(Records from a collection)
════
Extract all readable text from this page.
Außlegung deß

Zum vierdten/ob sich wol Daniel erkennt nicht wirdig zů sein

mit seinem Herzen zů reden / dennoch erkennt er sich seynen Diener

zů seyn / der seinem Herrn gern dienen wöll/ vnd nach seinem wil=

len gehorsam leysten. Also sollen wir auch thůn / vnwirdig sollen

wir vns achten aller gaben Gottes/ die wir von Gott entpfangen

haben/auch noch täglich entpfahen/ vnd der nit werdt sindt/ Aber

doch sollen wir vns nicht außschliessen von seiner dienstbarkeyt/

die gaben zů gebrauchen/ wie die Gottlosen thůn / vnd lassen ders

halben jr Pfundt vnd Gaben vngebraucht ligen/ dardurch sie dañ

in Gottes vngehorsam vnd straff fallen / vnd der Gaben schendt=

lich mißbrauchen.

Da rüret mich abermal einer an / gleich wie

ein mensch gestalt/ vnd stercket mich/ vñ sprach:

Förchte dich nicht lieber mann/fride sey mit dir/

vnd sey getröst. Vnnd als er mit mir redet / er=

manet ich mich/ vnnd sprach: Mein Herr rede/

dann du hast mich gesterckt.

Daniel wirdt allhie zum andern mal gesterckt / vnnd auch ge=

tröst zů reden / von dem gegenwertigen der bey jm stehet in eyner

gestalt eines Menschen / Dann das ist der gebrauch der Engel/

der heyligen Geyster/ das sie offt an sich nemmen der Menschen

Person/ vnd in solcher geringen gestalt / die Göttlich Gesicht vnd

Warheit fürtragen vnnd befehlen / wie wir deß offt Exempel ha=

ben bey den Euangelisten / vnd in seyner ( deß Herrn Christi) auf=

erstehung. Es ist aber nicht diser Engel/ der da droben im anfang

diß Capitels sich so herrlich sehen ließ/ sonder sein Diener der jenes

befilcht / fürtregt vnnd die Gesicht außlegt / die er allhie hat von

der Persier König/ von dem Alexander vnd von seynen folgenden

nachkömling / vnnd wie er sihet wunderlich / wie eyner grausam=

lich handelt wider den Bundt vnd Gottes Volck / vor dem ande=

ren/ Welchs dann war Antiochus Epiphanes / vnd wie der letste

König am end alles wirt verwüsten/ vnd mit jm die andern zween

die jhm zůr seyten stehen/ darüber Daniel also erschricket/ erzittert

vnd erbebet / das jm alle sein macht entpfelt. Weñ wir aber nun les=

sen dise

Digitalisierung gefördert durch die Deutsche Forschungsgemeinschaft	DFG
════
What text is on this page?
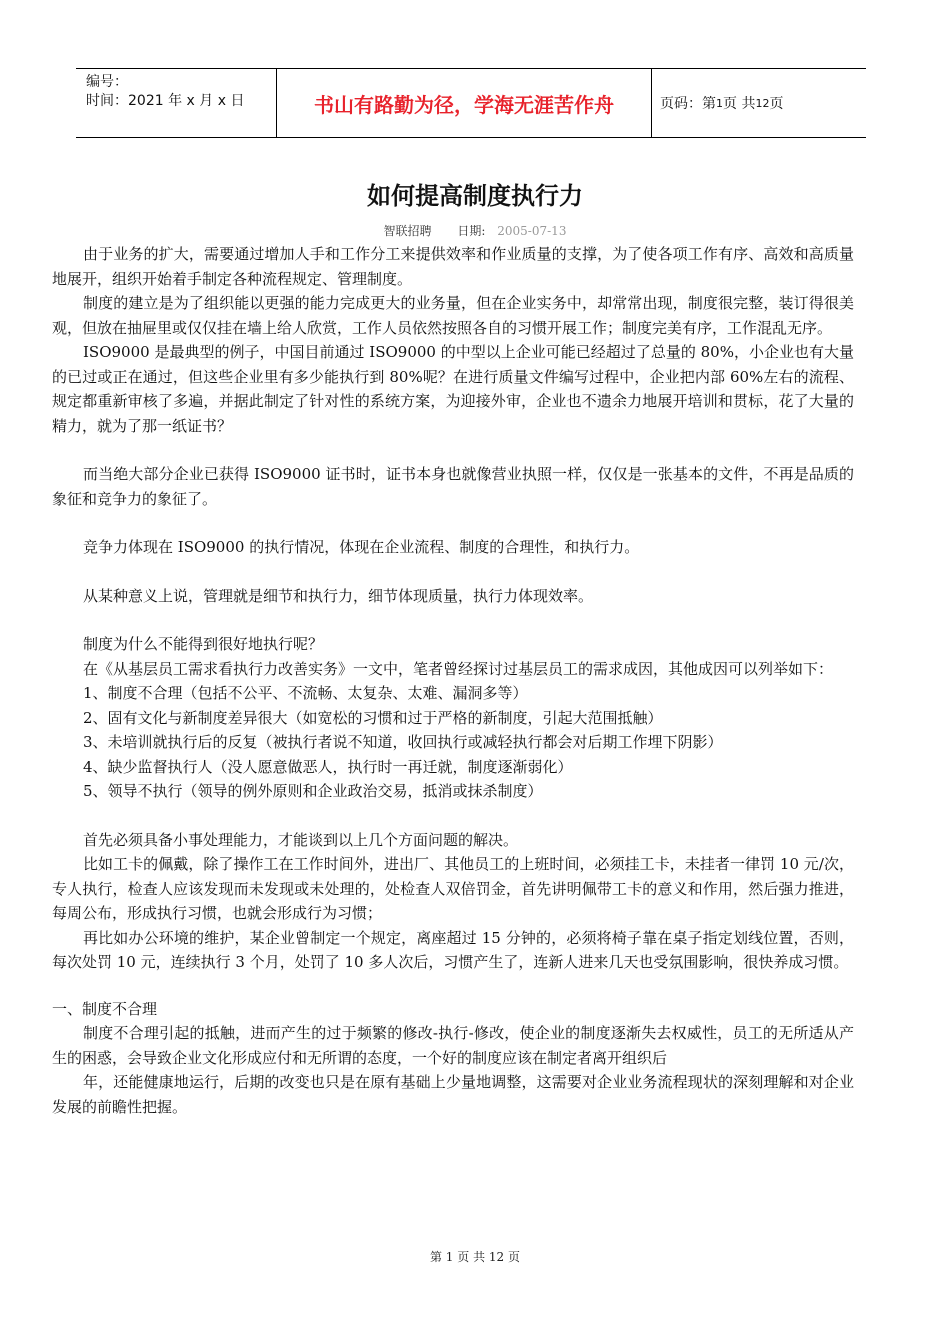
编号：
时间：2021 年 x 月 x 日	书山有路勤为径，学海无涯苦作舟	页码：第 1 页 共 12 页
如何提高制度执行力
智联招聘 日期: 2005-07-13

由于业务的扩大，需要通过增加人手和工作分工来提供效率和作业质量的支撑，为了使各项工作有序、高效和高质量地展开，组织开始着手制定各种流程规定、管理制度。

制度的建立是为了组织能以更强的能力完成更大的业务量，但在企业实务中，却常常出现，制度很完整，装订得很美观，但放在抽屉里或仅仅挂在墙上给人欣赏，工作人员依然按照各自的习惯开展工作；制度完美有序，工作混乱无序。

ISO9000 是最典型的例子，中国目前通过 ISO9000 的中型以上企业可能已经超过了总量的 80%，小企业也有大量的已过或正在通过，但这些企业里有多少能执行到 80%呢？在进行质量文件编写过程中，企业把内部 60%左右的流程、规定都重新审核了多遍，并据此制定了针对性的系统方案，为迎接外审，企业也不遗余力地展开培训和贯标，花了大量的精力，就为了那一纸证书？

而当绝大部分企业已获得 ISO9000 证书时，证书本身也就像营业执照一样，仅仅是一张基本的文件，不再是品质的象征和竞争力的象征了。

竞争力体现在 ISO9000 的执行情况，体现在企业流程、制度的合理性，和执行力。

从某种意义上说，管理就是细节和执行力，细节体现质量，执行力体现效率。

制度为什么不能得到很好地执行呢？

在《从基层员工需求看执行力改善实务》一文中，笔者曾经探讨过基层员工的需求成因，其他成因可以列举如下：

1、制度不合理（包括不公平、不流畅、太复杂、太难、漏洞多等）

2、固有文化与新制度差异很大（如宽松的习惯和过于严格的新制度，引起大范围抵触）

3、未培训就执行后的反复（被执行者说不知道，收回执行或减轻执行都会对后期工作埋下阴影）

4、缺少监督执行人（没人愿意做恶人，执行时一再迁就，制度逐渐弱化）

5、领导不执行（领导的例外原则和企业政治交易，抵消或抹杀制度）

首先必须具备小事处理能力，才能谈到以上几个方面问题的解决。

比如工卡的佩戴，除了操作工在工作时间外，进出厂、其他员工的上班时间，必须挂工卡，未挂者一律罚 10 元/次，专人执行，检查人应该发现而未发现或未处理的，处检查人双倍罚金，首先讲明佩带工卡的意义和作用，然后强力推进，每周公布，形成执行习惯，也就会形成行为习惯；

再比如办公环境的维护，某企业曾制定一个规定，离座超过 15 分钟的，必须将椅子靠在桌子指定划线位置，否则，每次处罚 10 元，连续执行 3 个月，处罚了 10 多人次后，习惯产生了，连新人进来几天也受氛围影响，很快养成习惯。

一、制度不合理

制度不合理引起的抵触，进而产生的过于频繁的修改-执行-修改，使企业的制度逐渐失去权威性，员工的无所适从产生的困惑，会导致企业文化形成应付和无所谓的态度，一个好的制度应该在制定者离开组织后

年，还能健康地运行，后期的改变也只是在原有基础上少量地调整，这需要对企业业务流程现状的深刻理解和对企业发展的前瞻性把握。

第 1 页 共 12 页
════
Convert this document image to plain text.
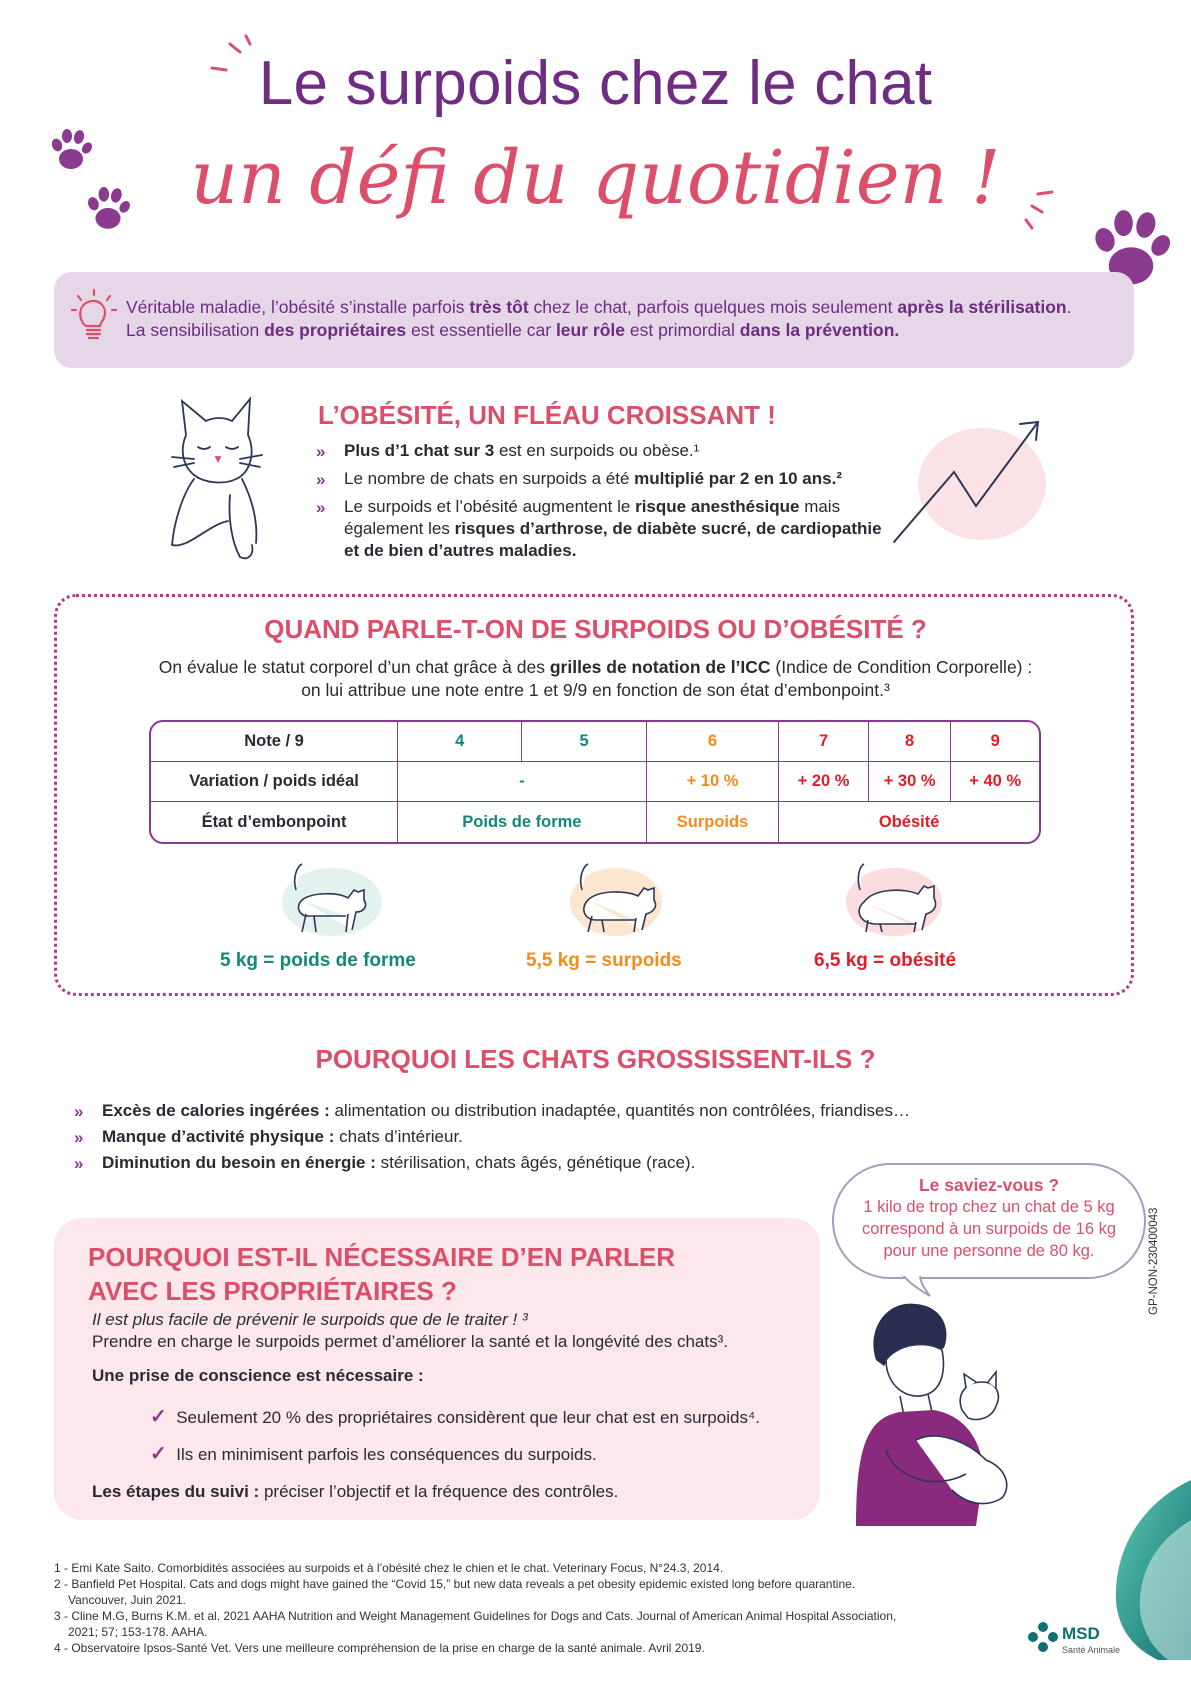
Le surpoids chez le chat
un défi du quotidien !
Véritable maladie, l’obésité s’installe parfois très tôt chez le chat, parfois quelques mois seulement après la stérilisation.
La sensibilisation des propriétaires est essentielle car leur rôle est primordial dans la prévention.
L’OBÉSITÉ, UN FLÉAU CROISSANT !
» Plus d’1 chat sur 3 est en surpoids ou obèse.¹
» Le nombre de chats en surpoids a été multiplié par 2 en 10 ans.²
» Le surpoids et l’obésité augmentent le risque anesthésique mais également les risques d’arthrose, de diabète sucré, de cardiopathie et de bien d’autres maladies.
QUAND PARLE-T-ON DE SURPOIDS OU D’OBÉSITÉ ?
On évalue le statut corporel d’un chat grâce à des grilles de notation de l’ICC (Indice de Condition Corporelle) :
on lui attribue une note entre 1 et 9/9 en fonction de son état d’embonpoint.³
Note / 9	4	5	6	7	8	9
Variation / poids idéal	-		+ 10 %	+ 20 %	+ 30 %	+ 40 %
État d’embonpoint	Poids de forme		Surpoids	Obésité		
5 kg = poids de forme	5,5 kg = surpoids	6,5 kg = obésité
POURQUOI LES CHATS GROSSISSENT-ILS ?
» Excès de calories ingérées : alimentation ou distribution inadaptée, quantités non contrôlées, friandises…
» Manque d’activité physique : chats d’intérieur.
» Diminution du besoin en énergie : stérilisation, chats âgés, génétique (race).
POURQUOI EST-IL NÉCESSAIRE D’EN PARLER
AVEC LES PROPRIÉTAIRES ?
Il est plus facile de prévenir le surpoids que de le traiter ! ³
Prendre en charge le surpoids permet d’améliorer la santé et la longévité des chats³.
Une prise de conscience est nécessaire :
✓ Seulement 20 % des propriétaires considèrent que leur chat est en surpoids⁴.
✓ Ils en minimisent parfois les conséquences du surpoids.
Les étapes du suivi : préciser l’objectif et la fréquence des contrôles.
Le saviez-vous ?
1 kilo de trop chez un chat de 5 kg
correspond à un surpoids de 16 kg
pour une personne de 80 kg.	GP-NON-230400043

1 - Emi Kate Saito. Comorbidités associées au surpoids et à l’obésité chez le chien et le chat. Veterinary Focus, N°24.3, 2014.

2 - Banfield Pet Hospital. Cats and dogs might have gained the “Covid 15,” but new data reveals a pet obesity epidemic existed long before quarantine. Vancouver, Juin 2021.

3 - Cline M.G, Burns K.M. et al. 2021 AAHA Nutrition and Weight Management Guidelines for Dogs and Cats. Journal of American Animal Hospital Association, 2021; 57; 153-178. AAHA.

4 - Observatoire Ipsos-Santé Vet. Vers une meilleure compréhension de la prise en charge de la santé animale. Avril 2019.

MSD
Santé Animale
════
● Problem to work on
Determine the number of lines where the string "POURQUOI" occurs, and give that number only.

● Output for this exercise
2